## TASK OBJECTIVE
Copy all the entries below exactly, but not the pictures.

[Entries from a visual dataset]
═══
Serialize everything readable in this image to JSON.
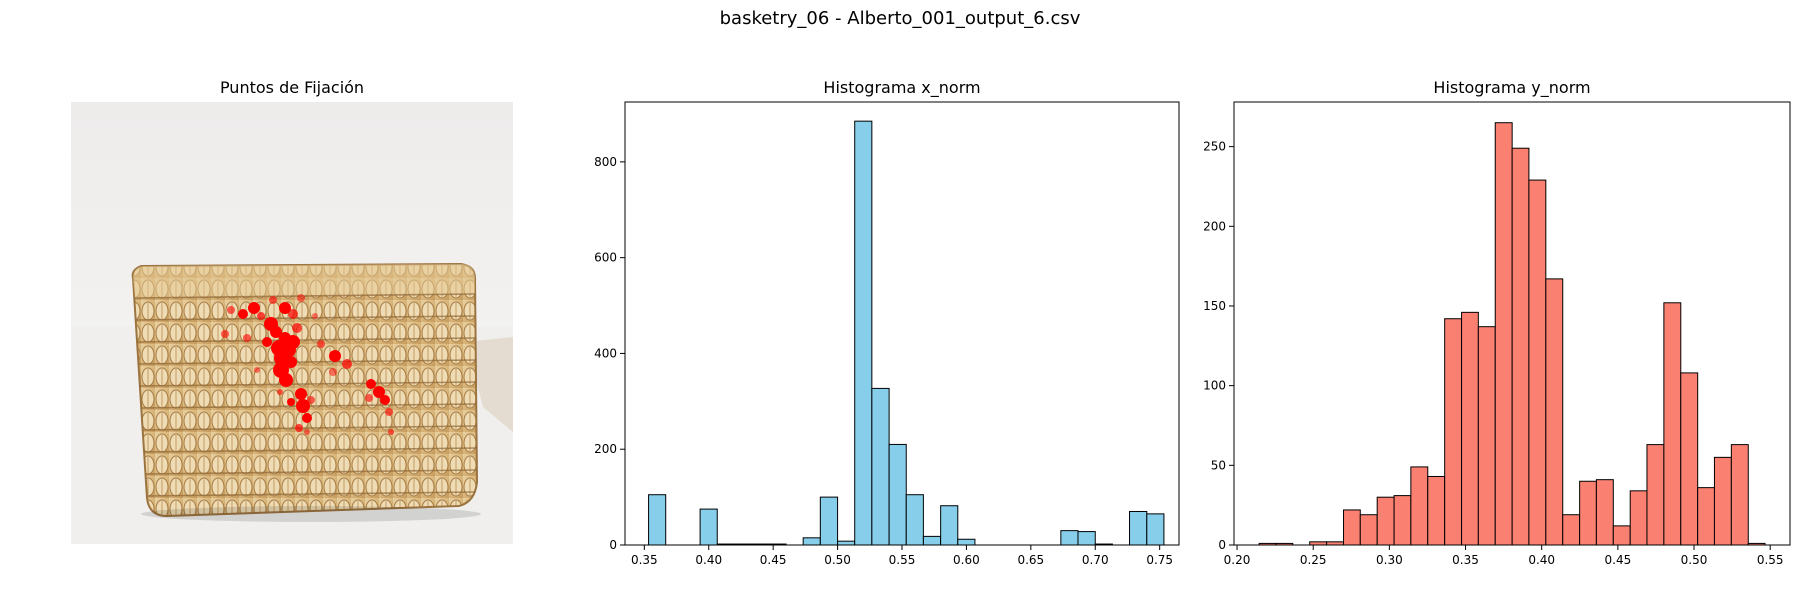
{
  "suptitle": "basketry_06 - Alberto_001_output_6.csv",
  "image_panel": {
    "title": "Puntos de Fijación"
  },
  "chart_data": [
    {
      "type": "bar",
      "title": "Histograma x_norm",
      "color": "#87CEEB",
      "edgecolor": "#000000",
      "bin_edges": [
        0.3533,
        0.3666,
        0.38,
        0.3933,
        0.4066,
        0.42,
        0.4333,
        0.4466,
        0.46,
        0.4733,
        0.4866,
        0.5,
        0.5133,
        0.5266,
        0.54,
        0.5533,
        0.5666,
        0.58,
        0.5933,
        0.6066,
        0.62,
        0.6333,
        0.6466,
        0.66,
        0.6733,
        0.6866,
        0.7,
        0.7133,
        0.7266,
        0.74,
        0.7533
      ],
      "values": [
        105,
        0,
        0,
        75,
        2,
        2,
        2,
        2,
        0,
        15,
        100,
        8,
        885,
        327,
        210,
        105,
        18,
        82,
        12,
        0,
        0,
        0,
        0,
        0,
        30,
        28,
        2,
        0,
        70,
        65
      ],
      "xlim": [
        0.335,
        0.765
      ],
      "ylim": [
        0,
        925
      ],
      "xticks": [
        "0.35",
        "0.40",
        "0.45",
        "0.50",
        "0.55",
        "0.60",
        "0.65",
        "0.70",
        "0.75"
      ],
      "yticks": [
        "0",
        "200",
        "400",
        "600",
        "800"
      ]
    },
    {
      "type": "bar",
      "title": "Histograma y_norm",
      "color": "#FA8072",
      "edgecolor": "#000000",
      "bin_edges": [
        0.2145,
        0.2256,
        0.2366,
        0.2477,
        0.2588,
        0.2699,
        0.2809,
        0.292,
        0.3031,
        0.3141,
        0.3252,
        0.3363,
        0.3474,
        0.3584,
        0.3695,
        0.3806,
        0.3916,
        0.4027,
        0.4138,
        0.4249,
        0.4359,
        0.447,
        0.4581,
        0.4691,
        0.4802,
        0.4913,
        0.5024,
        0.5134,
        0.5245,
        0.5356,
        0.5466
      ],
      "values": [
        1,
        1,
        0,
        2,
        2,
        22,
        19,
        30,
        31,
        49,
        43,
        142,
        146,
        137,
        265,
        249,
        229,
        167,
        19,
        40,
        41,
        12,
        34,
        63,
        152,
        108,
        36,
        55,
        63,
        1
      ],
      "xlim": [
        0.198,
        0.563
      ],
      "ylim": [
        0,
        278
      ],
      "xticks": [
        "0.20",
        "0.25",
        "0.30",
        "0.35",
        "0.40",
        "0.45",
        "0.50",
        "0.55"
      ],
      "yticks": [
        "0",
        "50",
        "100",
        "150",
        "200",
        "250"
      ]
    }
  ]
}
═══
## OUTPUT FOR THIS TASK
Serialize everything readable in this image to JSON.
{
  "suptitle": "basketry_06 - Alberto_001_output_6.csv",
  "image_panel": {
    "title": "Puntos de Fijación"
  },
  "chart_data": [
    {
      "type": "bar",
      "title": "Histograma x_norm",
      "color": "#87CEEB",
      "edgecolor": "#000000",
      "bin_edges": [
        0.3533,
        0.3666,
        0.38,
        0.3933,
        0.4066,
        0.42,
        0.4333,
        0.4466,
        0.46,
        0.4733,
        0.4866,
        0.5,
        0.5133,
        0.5266,
        0.54,
        0.5533,
        0.5666,
        0.58,
        0.5933,
        0.6066,
        0.62,
        0.6333,
        0.6466,
        0.66,
        0.6733,
        0.6866,
        0.7,
        0.7133,
        0.7266,
        0.74,
        0.7533
      ],
      "values": [
        105,
        0,
        0,
        75,
        2,
        2,
        2,
        2,
        0,
        15,
        100,
        8,
        885,
        327,
        210,
        105,
        18,
        82,
        12,
        0,
        0,
        0,
        0,
        0,
        30,
        28,
        2,
        0,
        70,
        65
      ],
      "xlim": [
        0.335,
        0.765
      ],
      "ylim": [
        0,
        925
      ],
      "xticks": [
        "0.35",
        "0.40",
        "0.45",
        "0.50",
        "0.55",
        "0.60",
        "0.65",
        "0.70",
        "0.75"
      ],
      "yticks": [
        "0",
        "200",
        "400",
        "600",
        "800"
      ]
    },
    {
      "type": "bar",
      "title": "Histograma y_norm",
      "color": "#FA8072",
      "edgecolor": "#000000",
      "bin_edges": [
        0.2145,
        0.2256,
        0.2366,
        0.2477,
        0.2588,
        0.2699,
        0.2809,
        0.292,
        0.3031,
        0.3141,
        0.3252,
        0.3363,
        0.3474,
        0.3584,
        0.3695,
        0.3806,
        0.3916,
        0.4027,
        0.4138,
        0.4249,
        0.4359,
        0.447,
        0.4581,
        0.4691,
        0.4802,
        0.4913,
        0.5024,
        0.5134,
        0.5245,
        0.5356,
        0.5466
      ],
      "values": [
        1,
        1,
        0,
        2,
        2,
        22,
        19,
        30,
        31,
        49,
        43,
        142,
        146,
        137,
        265,
        249,
        229,
        167,
        19,
        40,
        41,
        12,
        34,
        63,
        152,
        108,
        36,
        55,
        63,
        1
      ],
      "xlim": [
        0.198,
        0.563
      ],
      "ylim": [
        0,
        278
      ],
      "xticks": [
        "0.20",
        "0.25",
        "0.30",
        "0.35",
        "0.40",
        "0.45",
        "0.50",
        "0.55"
      ],
      "yticks": [
        "0",
        "50",
        "100",
        "150",
        "200",
        "250"
      ]
    }
  ]
}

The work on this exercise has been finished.